··· Provided information

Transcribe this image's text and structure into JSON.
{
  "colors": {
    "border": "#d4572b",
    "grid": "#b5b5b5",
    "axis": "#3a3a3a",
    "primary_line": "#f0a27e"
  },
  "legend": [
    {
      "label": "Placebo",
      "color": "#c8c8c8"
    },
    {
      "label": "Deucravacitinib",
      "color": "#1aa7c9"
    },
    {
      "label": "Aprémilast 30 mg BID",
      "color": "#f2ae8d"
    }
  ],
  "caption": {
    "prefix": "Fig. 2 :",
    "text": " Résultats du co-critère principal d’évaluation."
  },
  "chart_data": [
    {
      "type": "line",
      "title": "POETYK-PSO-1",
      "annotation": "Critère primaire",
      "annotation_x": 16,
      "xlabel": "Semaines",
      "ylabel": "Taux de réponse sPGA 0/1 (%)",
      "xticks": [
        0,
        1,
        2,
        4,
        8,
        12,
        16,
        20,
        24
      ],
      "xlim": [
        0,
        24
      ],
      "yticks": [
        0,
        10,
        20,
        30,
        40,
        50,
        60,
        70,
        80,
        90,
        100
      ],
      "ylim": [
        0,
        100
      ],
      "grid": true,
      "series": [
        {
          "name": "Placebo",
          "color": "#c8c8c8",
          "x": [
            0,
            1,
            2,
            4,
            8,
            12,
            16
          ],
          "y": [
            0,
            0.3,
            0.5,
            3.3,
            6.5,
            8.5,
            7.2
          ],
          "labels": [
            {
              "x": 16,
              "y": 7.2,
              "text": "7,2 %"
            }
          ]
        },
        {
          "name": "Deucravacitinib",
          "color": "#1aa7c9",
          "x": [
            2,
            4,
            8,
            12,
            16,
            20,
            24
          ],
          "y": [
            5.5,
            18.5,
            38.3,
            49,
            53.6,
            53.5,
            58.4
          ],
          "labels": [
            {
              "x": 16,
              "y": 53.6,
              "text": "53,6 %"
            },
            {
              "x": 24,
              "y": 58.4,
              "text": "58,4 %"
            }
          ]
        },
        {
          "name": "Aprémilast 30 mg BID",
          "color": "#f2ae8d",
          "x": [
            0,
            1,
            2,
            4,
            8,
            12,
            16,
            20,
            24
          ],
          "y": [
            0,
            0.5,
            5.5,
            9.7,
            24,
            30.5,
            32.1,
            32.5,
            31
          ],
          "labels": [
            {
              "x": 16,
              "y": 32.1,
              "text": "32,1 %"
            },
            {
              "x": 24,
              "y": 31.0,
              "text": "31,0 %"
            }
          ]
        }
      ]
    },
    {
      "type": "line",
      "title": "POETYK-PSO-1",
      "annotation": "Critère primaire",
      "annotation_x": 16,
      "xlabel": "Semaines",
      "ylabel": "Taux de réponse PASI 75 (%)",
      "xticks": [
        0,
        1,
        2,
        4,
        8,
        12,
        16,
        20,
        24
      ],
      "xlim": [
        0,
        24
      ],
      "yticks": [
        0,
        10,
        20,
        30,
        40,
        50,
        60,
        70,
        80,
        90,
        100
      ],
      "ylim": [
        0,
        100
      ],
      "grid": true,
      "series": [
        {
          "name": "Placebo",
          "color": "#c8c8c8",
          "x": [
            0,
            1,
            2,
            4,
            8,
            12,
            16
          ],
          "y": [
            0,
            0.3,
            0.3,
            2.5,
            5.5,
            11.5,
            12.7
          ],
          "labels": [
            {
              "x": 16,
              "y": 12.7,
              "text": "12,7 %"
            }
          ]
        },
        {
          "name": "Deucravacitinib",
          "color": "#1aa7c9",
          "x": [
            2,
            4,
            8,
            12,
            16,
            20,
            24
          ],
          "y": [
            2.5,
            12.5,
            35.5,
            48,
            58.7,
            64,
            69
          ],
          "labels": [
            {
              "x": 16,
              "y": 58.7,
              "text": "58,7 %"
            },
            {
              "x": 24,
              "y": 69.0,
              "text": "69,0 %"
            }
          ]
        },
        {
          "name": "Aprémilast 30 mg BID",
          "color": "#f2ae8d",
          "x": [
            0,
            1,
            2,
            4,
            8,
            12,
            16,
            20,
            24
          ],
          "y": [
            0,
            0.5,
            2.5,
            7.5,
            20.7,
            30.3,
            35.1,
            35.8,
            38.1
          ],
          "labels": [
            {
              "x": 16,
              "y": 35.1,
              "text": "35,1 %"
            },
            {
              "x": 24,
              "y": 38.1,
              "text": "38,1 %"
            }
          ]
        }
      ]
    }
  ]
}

······

* Written exercise *
Return the listing above word for word.

* Written answer *
Transcribe this image's text and structure into JSON.
{
  "colors": {
    "border": "#d4572b",
    "grid": "#b5b5b5",
    "axis": "#3a3a3a",
    "primary_line": "#f0a27e"
  },
  "legend": [
    {
      "label": "Placebo",
      "color": "#c8c8c8"
    },
    {
      "label": "Deucravacitinib",
      "color": "#1aa7c9"
    },
    {
      "label": "Aprémilast 30 mg BID",
      "color": "#f2ae8d"
    }
  ],
  "caption": {
    "prefix": "Fig. 2 :",
    "text": " Résultats du co-critère principal d’évaluation."
  },
  "chart_data": [
    {
      "type": "line",
      "title": "POETYK-PSO-1",
      "annotation": "Critère primaire",
      "annotation_x": 16,
      "xlabel": "Semaines",
      "ylabel": "Taux de réponse sPGA 0/1 (%)",
      "xticks": [
        0,
        1,
        2,
        4,
        8,
        12,
        16,
        20,
        24
      ],
      "xlim": [
        0,
        24
      ],
      "yticks": [
        0,
        10,
        20,
        30,
        40,
        50,
        60,
        70,
        80,
        90,
        100
      ],
      "ylim": [
        0,
        100
      ],
      "grid": true,
      "series": [
        {
          "name": "Placebo",
          "color": "#c8c8c8",
          "x": [
            0,
            1,
            2,
            4,
            8,
            12,
            16
          ],
          "y": [
            0,
            0.3,
            0.5,
            3.3,
            6.5,
            8.5,
            7.2
          ],
          "labels": [
            {
              "x": 16,
              "y": 7.2,
              "text": "7,2 %"
            }
          ]
        },
        {
          "name": "Deucravacitinib",
          "color": "#1aa7c9",
          "x": [
            2,
            4,
            8,
            12,
            16,
            20,
            24
          ],
          "y": [
            5.5,
            18.5,
            38.3,
            49,
            53.6,
            53.5,
            58.4
          ],
          "labels": [
            {
              "x": 16,
              "y": 53.6,
              "text": "53,6 %"
            },
            {
              "x": 24,
              "y": 58.4,
              "text": "58,4 %"
            }
          ]
        },
        {
          "name": "Aprémilast 30 mg BID",
          "color": "#f2ae8d",
          "x": [
            0,
            1,
            2,
            4,
            8,
            12,
            16,
            20,
            24
          ],
          "y": [
            0,
            0.5,
            5.5,
            9.7,
            24,
            30.5,
            32.1,
            32.5,
            31
          ],
          "labels": [
            {
              "x": 16,
              "y": 32.1,
              "text": "32,1 %"
            },
            {
              "x": 24,
              "y": 31.0,
              "text": "31,0 %"
            }
          ]
        }
      ]
    },
    {
      "type": "line",
      "title": "POETYK-PSO-1",
      "annotation": "Critère primaire",
      "annotation_x": 16,
      "xlabel": "Semaines",
      "ylabel": "Taux de réponse PASI 75 (%)",
      "xticks": [
        0,
        1,
        2,
        4,
        8,
        12,
        16,
        20,
        24
      ],
      "xlim": [
        0,
        24
      ],
      "yticks": [
        0,
        10,
        20,
        30,
        40,
        50,
        60,
        70,
        80,
        90,
        100
      ],
      "ylim": [
        0,
        100
      ],
      "grid": true,
      "series": [
        {
          "name": "Placebo",
          "color": "#c8c8c8",
          "x": [
            0,
            1,
            2,
            4,
            8,
            12,
            16
          ],
          "y": [
            0,
            0.3,
            0.3,
            2.5,
            5.5,
            11.5,
            12.7
          ],
          "labels": [
            {
              "x": 16,
              "y": 12.7,
              "text": "12,7 %"
            }
          ]
        },
        {
          "name": "Deucravacitinib",
          "color": "#1aa7c9",
          "x": [
            2,
            4,
            8,
            12,
            16,
            20,
            24
          ],
          "y": [
            2.5,
            12.5,
            35.5,
            48,
            58.7,
            64,
            69
          ],
          "labels": [
            {
              "x": 16,
              "y": 58.7,
              "text": "58,7 %"
            },
            {
              "x": 24,
              "y": 69.0,
              "text": "69,0 %"
            }
          ]
        },
        {
          "name": "Aprémilast 30 mg BID",
          "color": "#f2ae8d",
          "x": [
            0,
            1,
            2,
            4,
            8,
            12,
            16,
            20,
            24
          ],
          "y": [
            0,
            0.5,
            2.5,
            7.5,
            20.7,
            30.3,
            35.1,
            35.8,
            38.1
          ],
          "labels": [
            {
              "x": 16,
              "y": 35.1,
              "text": "35,1 %"
            },
            {
              "x": 24,
              "y": 38.1,
              "text": "38,1 %"
            }
          ]
        }
      ]
    }
  ]
}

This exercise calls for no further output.